Directions for this task:
Wherever "title" appears in a line, copy that line.

-----

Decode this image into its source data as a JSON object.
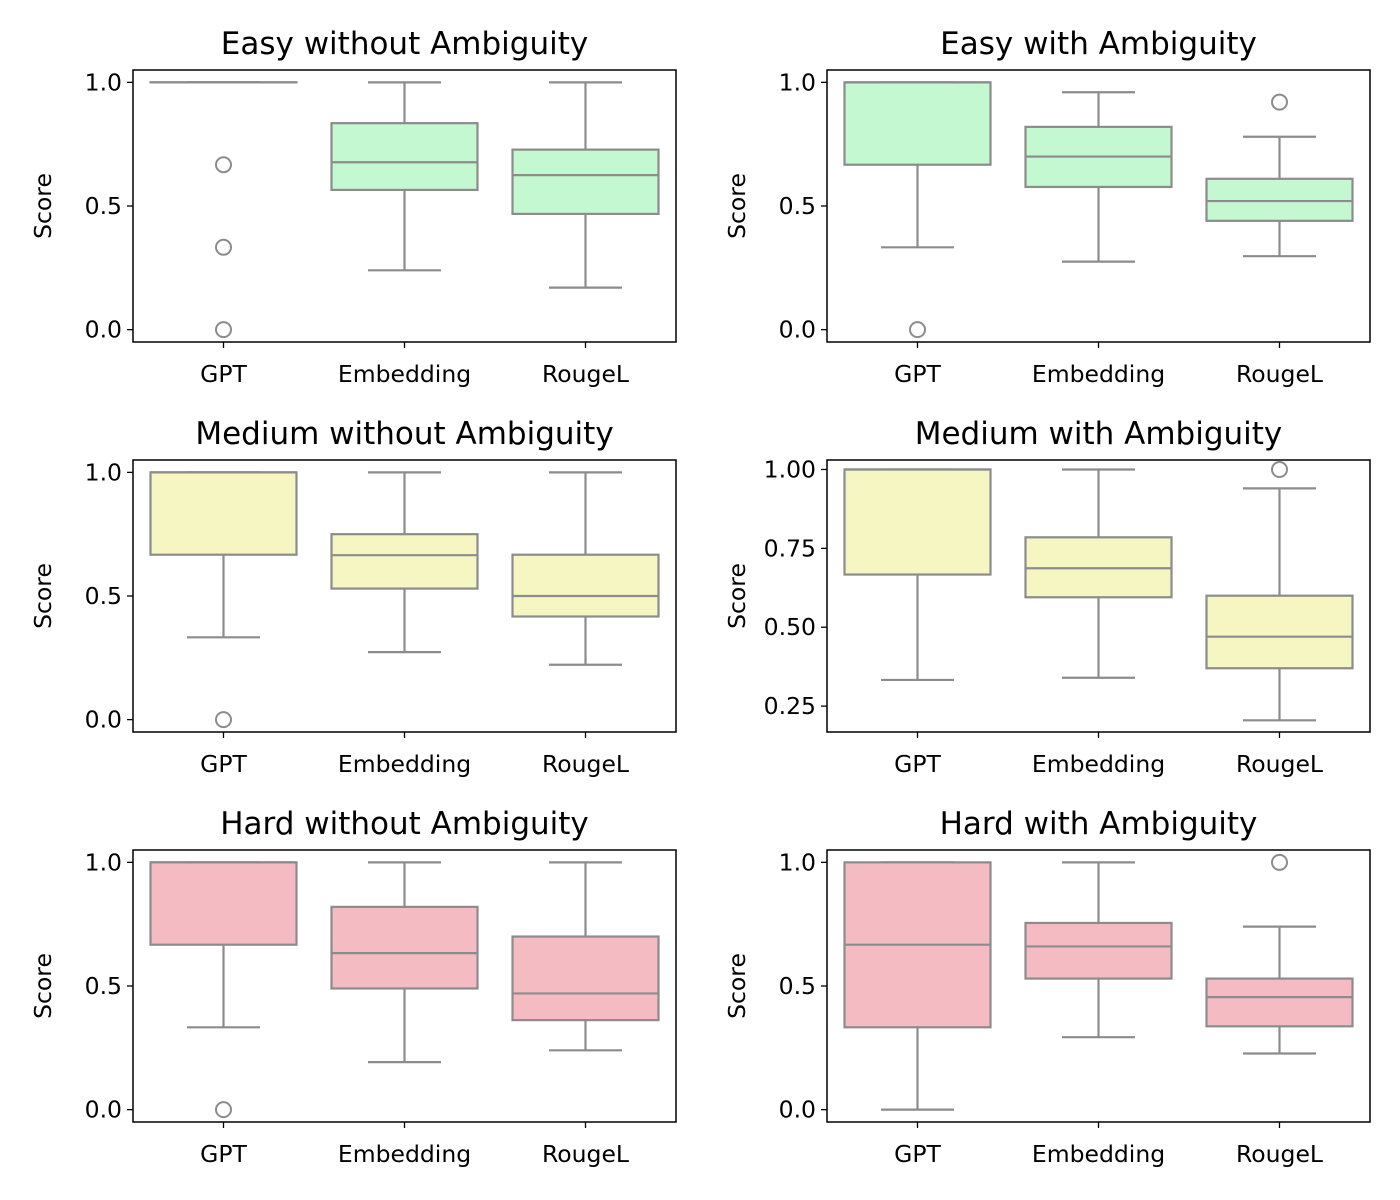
{
  "chart_data": [
    {
      "type": "box",
      "title": "Easy without Ambiguity",
      "ylabel": "Score",
      "ylim": [
        -0.05,
        1.05
      ],
      "yticks": [
        0.0,
        0.5,
        1.0
      ],
      "ytick_labels": [
        "0.0",
        "0.5",
        "1.0"
      ],
      "fill": "#c3f8d0",
      "categories": [
        "GPT",
        "Embedding",
        "RougeL"
      ],
      "boxes": [
        {
          "q1": 1.0,
          "median": 1.0,
          "q3": 1.0,
          "whisker_low": 1.0,
          "whisker_high": 1.0,
          "outliers": [
            0.667,
            0.333,
            0.0
          ]
        },
        {
          "q1": 0.565,
          "median": 0.677,
          "q3": 0.835,
          "whisker_low": 0.24,
          "whisker_high": 1.0,
          "outliers": []
        },
        {
          "q1": 0.468,
          "median": 0.625,
          "q3": 0.728,
          "whisker_low": 0.17,
          "whisker_high": 1.0,
          "outliers": []
        }
      ]
    },
    {
      "type": "box",
      "title": "Easy with Ambiguity",
      "ylabel": "Score",
      "ylim": [
        -0.05,
        1.05
      ],
      "yticks": [
        0.0,
        0.5,
        1.0
      ],
      "ytick_labels": [
        "0.0",
        "0.5",
        "1.0"
      ],
      "fill": "#c3f8d0",
      "categories": [
        "GPT",
        "Embedding",
        "RougeL"
      ],
      "boxes": [
        {
          "q1": 0.667,
          "median": 1.0,
          "q3": 1.0,
          "whisker_low": 0.333,
          "whisker_high": 1.0,
          "outliers": [
            0.0
          ]
        },
        {
          "q1": 0.577,
          "median": 0.7,
          "q3": 0.82,
          "whisker_low": 0.275,
          "whisker_high": 0.96,
          "outliers": []
        },
        {
          "q1": 0.44,
          "median": 0.52,
          "q3": 0.61,
          "whisker_low": 0.297,
          "whisker_high": 0.78,
          "outliers": [
            0.92
          ]
        }
      ]
    },
    {
      "type": "box",
      "title": "Medium without Ambiguity",
      "ylabel": "Score",
      "ylim": [
        -0.05,
        1.05
      ],
      "yticks": [
        0.0,
        0.5,
        1.0
      ],
      "ytick_labels": [
        "0.0",
        "0.5",
        "1.0"
      ],
      "fill": "#f5f6c2",
      "categories": [
        "GPT",
        "Embedding",
        "RougeL"
      ],
      "boxes": [
        {
          "q1": 0.667,
          "median": 1.0,
          "q3": 1.0,
          "whisker_low": 0.333,
          "whisker_high": 1.0,
          "outliers": [
            0.0
          ]
        },
        {
          "q1": 0.53,
          "median": 0.665,
          "q3": 0.75,
          "whisker_low": 0.273,
          "whisker_high": 1.0,
          "outliers": []
        },
        {
          "q1": 0.417,
          "median": 0.5,
          "q3": 0.667,
          "whisker_low": 0.222,
          "whisker_high": 1.0,
          "outliers": []
        }
      ]
    },
    {
      "type": "box",
      "title": "Medium with Ambiguity",
      "ylabel": "Score",
      "ylim": [
        0.168,
        1.03
      ],
      "yticks": [
        0.25,
        0.5,
        0.75,
        1.0
      ],
      "ytick_labels": [
        "0.25",
        "0.50",
        "0.75",
        "1.00"
      ],
      "fill": "#f5f6c2",
      "categories": [
        "GPT",
        "Embedding",
        "RougeL"
      ],
      "boxes": [
        {
          "q1": 0.667,
          "median": 1.0,
          "q3": 1.0,
          "whisker_low": 0.333,
          "whisker_high": 1.0,
          "outliers": []
        },
        {
          "q1": 0.595,
          "median": 0.687,
          "q3": 0.785,
          "whisker_low": 0.34,
          "whisker_high": 1.0,
          "outliers": []
        },
        {
          "q1": 0.37,
          "median": 0.47,
          "q3": 0.6,
          "whisker_low": 0.205,
          "whisker_high": 0.94,
          "outliers": [
            1.0
          ]
        }
      ]
    },
    {
      "type": "box",
      "title": "Hard without Ambiguity",
      "ylabel": "Score",
      "ylim": [
        -0.05,
        1.05
      ],
      "yticks": [
        0.0,
        0.5,
        1.0
      ],
      "ytick_labels": [
        "0.0",
        "0.5",
        "1.0"
      ],
      "fill": "#f5bbc3",
      "categories": [
        "GPT",
        "Embedding",
        "RougeL"
      ],
      "boxes": [
        {
          "q1": 0.667,
          "median": 1.0,
          "q3": 1.0,
          "whisker_low": 0.333,
          "whisker_high": 1.0,
          "outliers": [
            0.0
          ]
        },
        {
          "q1": 0.49,
          "median": 0.633,
          "q3": 0.82,
          "whisker_low": 0.192,
          "whisker_high": 1.0,
          "outliers": []
        },
        {
          "q1": 0.362,
          "median": 0.47,
          "q3": 0.7,
          "whisker_low": 0.24,
          "whisker_high": 1.0,
          "outliers": []
        }
      ]
    },
    {
      "type": "box",
      "title": "Hard with Ambiguity",
      "ylabel": "Score",
      "ylim": [
        -0.05,
        1.05
      ],
      "yticks": [
        0.0,
        0.5,
        1.0
      ],
      "ytick_labels": [
        "0.0",
        "0.5",
        "1.0"
      ],
      "fill": "#f5bbc3",
      "categories": [
        "GPT",
        "Embedding",
        "RougeL"
      ],
      "boxes": [
        {
          "q1": 0.333,
          "median": 0.667,
          "q3": 1.0,
          "whisker_low": 0.0,
          "whisker_high": 1.0,
          "outliers": []
        },
        {
          "q1": 0.53,
          "median": 0.66,
          "q3": 0.755,
          "whisker_low": 0.293,
          "whisker_high": 1.0,
          "outliers": []
        },
        {
          "q1": 0.337,
          "median": 0.455,
          "q3": 0.53,
          "whisker_low": 0.227,
          "whisker_high": 0.74,
          "outliers": [
            1.0
          ]
        }
      ]
    }
  ],
  "style": {
    "line_color": "#8c8c8c",
    "axis_color": "#000000"
  }
}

-----

Complete answer:
      "title": "Easy without Ambiguity",
      "title": "Easy with Ambiguity",
      "title": "Medium without Ambiguity",
      "title": "Medium with Ambiguity",
      "title": "Hard without Ambiguity",
      "title": "Hard with Ambiguity",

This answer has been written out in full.